● **The exercise**:
Select, from the data, each line where "title" occurs.

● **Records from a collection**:

----------------

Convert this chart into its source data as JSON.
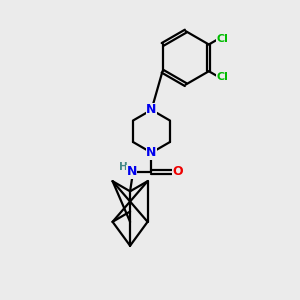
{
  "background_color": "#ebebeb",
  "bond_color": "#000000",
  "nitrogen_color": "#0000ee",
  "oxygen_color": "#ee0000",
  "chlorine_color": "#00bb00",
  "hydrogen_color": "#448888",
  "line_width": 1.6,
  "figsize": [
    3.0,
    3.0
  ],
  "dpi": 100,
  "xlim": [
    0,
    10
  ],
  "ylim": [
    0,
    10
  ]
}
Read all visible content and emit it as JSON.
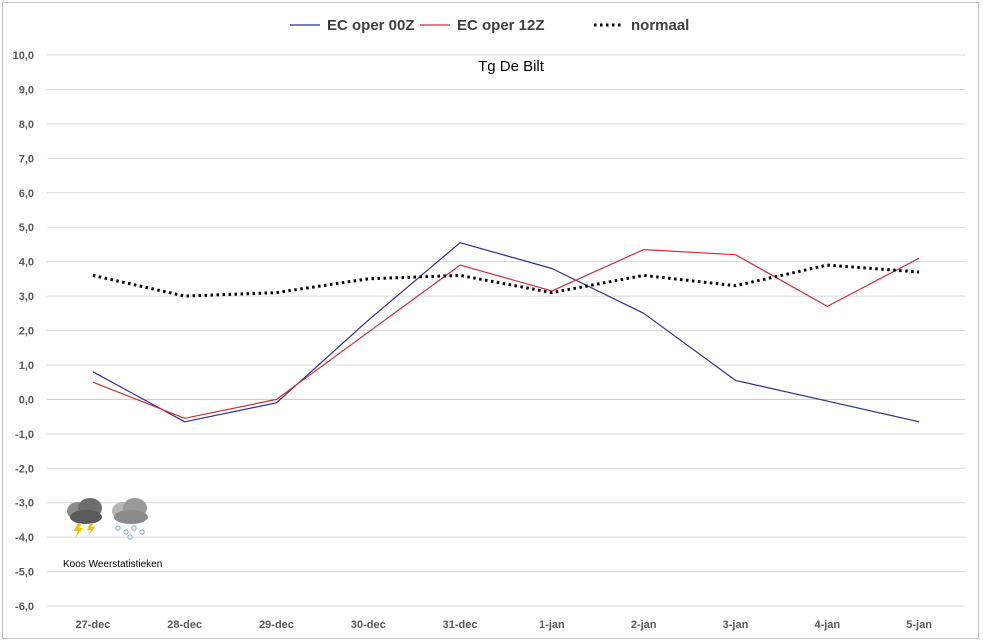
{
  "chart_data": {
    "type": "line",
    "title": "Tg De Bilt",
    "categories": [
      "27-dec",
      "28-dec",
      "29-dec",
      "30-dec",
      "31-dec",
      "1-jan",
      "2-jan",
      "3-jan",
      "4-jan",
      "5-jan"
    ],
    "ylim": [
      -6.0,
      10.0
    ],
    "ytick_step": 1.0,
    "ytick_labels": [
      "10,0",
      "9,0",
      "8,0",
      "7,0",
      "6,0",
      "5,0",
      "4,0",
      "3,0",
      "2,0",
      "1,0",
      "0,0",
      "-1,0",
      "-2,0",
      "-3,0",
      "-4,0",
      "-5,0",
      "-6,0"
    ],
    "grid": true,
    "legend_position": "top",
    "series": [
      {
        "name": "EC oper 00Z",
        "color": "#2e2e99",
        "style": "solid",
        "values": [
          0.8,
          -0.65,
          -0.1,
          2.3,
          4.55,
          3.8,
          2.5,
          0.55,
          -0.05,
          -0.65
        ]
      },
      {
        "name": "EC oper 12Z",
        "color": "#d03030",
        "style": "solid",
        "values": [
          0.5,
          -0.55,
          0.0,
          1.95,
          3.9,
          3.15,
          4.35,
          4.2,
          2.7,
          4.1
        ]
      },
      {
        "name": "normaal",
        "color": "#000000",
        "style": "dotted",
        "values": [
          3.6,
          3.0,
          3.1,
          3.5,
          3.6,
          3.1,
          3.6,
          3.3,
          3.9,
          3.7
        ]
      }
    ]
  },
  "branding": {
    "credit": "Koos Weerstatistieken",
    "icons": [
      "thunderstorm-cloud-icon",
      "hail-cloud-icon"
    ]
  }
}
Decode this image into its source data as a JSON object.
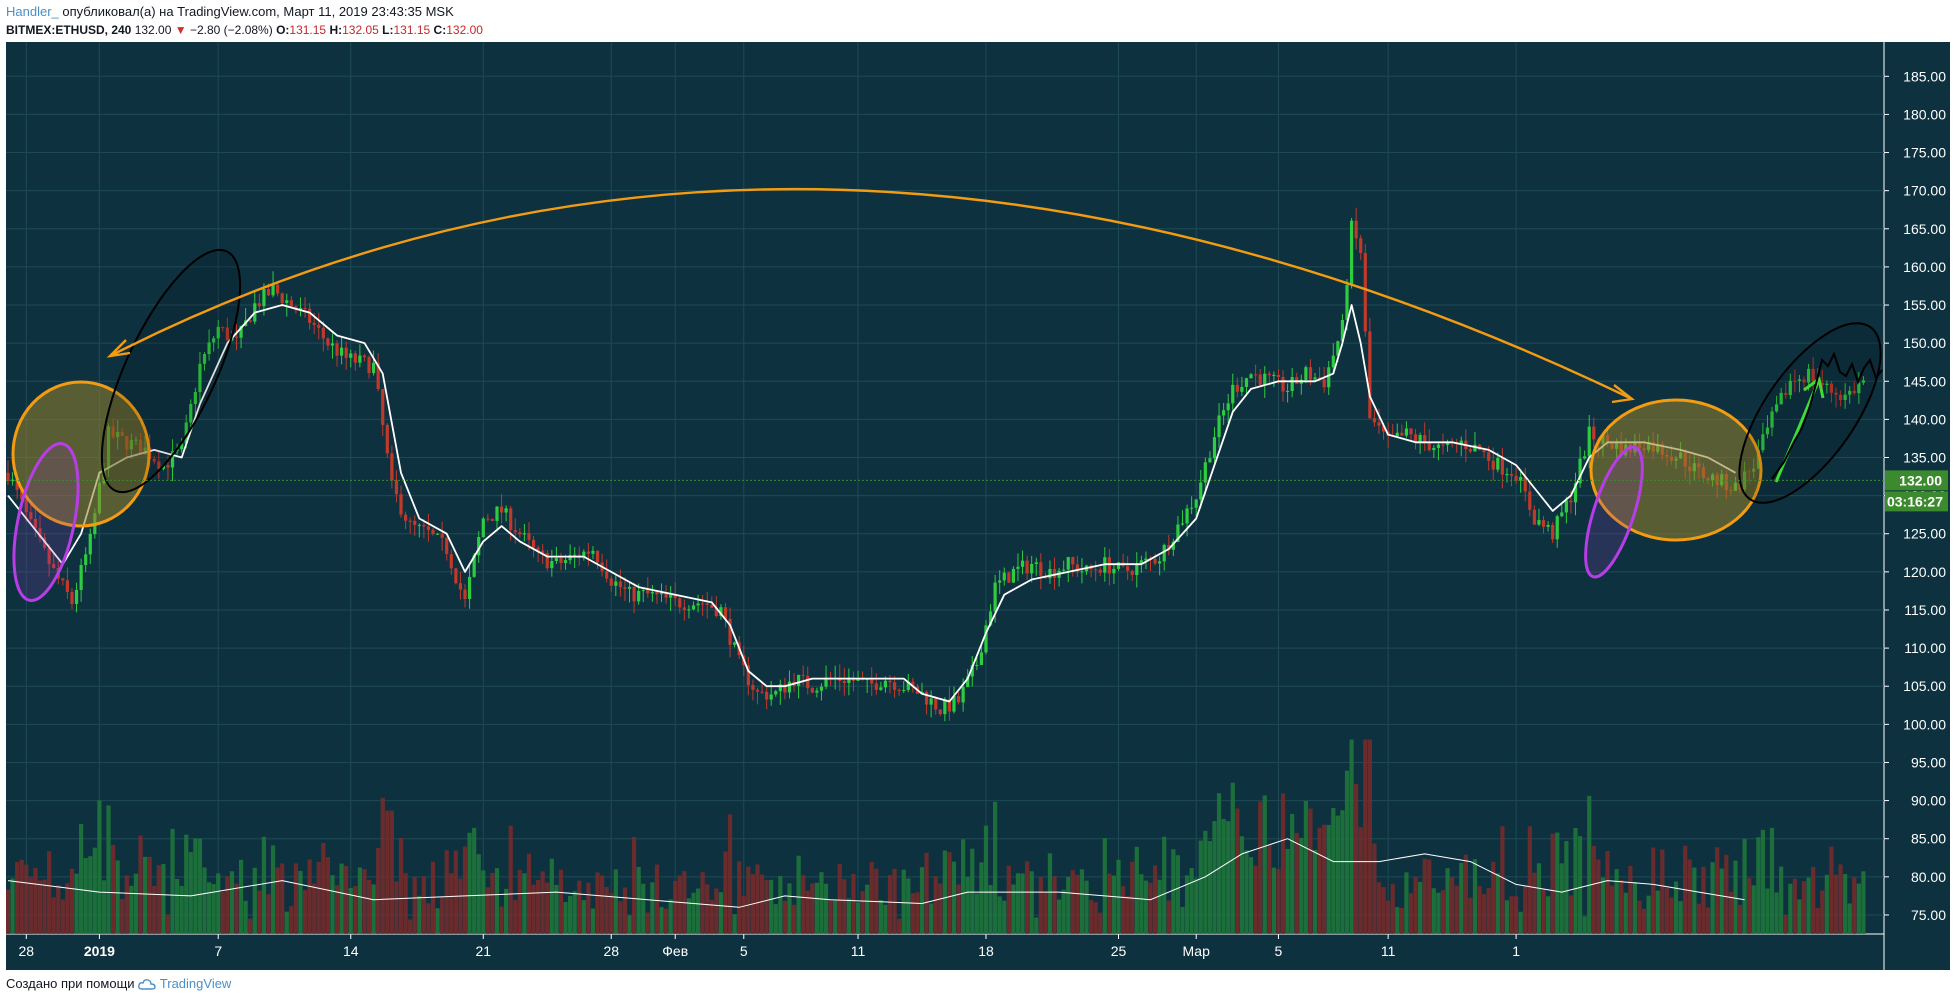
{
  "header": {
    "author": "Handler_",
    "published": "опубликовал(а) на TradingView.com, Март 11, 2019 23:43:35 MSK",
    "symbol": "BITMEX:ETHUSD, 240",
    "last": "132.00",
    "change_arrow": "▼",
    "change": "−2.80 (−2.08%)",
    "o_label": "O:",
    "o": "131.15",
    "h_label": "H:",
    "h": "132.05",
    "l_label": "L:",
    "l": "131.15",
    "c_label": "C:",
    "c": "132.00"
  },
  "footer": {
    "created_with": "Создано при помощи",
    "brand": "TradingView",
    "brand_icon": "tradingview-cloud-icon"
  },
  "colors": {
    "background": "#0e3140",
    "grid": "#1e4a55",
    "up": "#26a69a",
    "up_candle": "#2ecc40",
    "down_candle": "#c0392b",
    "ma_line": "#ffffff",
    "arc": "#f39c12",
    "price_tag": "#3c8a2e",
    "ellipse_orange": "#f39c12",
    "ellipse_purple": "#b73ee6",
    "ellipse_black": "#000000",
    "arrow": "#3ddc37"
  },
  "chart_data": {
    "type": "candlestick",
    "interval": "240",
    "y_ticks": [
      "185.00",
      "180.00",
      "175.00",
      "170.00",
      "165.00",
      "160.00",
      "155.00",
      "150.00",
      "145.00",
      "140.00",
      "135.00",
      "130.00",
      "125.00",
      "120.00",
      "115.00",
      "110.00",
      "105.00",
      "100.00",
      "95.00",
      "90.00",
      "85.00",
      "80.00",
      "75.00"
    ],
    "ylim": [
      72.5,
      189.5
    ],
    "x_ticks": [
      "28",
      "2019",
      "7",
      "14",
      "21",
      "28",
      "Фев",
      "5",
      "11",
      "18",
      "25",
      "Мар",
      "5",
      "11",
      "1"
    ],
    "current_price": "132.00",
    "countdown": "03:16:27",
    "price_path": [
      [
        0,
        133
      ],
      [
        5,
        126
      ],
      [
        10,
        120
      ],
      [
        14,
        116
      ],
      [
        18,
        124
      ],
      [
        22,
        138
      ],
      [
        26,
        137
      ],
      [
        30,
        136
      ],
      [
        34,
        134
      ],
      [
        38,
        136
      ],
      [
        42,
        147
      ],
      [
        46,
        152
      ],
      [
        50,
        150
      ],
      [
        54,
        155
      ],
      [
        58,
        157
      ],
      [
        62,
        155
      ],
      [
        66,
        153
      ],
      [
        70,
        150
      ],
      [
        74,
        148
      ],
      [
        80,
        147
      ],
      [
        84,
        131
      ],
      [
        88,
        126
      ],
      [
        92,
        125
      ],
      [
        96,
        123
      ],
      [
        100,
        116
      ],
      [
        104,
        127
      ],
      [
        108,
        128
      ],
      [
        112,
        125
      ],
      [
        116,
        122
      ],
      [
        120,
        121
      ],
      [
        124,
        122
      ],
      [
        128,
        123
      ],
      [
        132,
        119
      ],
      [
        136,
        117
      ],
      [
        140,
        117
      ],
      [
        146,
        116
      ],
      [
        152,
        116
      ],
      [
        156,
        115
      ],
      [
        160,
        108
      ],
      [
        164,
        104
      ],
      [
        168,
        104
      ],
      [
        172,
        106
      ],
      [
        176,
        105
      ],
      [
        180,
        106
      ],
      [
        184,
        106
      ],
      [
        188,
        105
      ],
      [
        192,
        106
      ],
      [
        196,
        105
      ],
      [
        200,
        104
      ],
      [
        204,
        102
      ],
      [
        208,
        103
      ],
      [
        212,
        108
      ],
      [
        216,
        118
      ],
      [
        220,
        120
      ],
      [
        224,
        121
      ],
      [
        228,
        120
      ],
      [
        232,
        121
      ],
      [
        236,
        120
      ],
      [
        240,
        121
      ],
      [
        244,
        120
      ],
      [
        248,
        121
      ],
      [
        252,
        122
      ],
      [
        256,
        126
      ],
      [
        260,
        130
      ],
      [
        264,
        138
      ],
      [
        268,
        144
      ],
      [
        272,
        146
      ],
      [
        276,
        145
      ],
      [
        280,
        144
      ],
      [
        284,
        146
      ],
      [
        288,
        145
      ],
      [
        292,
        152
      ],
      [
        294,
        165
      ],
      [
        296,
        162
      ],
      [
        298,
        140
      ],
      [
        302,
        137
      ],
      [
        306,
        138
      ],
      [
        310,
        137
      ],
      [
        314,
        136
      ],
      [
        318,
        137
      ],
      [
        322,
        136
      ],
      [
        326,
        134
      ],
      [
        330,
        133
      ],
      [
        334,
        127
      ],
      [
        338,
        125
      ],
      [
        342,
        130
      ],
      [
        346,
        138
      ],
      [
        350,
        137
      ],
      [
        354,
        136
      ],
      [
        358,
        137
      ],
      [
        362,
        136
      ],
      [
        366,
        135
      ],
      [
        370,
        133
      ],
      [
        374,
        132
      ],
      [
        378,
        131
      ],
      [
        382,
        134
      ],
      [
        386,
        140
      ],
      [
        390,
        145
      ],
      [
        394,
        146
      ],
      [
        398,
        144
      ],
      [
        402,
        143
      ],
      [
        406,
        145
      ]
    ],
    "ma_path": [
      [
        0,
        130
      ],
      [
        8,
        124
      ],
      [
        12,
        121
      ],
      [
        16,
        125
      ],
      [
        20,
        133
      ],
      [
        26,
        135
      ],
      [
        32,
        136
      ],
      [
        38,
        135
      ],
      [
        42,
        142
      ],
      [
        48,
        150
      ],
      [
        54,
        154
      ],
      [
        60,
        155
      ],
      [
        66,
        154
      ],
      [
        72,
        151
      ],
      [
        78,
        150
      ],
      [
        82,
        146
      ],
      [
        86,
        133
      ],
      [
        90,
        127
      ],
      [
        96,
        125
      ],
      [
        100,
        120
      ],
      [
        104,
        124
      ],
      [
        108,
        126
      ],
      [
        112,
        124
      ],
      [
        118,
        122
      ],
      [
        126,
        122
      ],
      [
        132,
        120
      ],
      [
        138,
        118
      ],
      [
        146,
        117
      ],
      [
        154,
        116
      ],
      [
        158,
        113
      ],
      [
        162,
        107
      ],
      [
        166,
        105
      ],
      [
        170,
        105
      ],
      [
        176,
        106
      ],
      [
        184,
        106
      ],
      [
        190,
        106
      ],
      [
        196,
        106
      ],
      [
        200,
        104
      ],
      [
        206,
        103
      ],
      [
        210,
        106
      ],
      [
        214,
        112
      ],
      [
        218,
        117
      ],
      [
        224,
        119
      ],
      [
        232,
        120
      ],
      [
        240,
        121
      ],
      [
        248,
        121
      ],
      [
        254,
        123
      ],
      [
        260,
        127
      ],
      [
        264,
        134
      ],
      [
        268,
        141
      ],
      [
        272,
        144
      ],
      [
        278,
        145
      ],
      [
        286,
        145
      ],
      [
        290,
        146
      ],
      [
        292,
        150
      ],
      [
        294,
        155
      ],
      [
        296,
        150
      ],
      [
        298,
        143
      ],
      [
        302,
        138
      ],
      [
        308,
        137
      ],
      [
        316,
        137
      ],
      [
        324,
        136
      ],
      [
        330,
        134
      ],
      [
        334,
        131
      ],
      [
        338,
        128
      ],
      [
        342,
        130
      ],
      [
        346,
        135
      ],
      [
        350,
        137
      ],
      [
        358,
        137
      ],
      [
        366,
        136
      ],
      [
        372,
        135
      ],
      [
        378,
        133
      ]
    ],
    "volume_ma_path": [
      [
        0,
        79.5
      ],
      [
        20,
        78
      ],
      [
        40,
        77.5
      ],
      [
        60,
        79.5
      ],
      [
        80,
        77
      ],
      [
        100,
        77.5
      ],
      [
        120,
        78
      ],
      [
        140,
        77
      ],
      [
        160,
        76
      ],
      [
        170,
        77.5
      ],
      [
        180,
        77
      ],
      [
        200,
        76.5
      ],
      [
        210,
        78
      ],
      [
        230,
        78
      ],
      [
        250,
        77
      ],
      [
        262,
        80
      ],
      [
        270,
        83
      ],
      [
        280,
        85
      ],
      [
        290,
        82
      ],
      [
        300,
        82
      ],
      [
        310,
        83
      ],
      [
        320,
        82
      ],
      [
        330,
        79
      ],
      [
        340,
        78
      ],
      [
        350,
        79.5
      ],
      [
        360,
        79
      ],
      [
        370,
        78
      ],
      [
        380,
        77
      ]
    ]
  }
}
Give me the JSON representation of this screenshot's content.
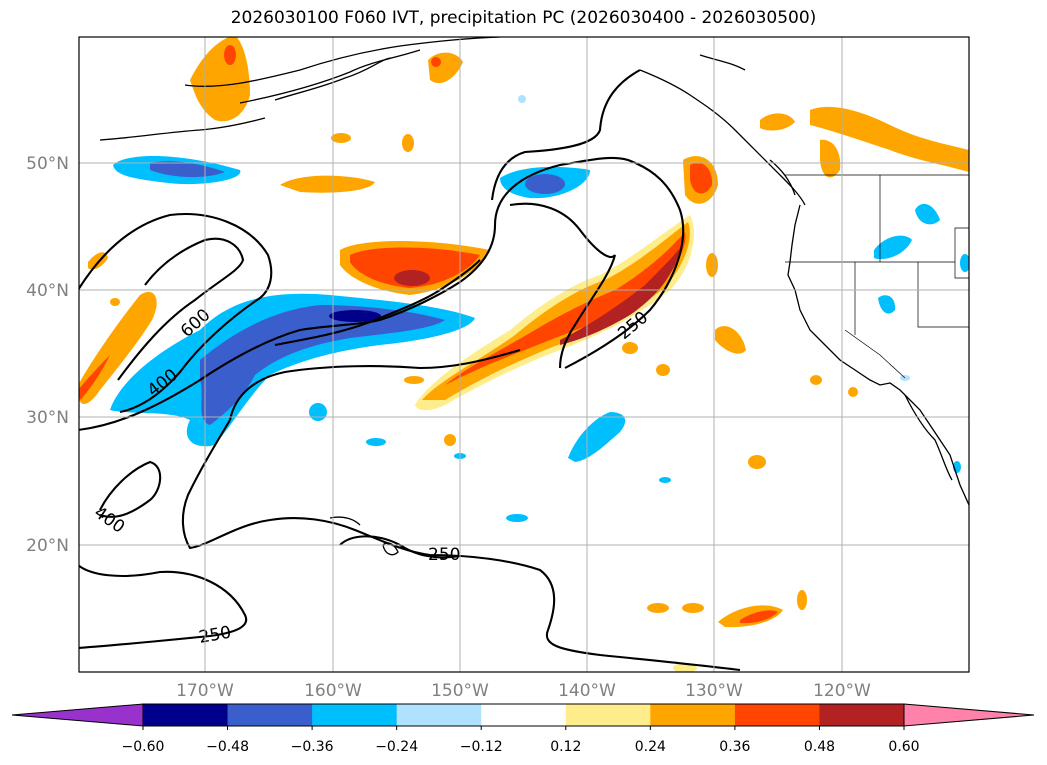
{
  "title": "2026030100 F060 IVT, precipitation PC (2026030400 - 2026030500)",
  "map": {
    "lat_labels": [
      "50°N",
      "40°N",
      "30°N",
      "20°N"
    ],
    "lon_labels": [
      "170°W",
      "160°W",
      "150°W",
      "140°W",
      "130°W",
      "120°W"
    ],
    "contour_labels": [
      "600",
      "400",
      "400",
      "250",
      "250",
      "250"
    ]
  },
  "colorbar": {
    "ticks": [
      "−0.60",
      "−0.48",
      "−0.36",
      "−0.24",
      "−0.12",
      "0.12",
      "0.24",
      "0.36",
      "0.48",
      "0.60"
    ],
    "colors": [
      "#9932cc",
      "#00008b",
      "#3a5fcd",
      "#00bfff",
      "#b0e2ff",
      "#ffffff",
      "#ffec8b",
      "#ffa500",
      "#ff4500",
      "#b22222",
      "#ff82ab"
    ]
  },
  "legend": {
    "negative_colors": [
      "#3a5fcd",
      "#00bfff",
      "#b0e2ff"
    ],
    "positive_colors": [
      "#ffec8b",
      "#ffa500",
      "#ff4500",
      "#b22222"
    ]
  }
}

----------------

● **Reply**:
    "title": "Tg De Bilt",
  "title": "2026030100 F060 IVT, precipitation PC (2026030400 - 2026030500)",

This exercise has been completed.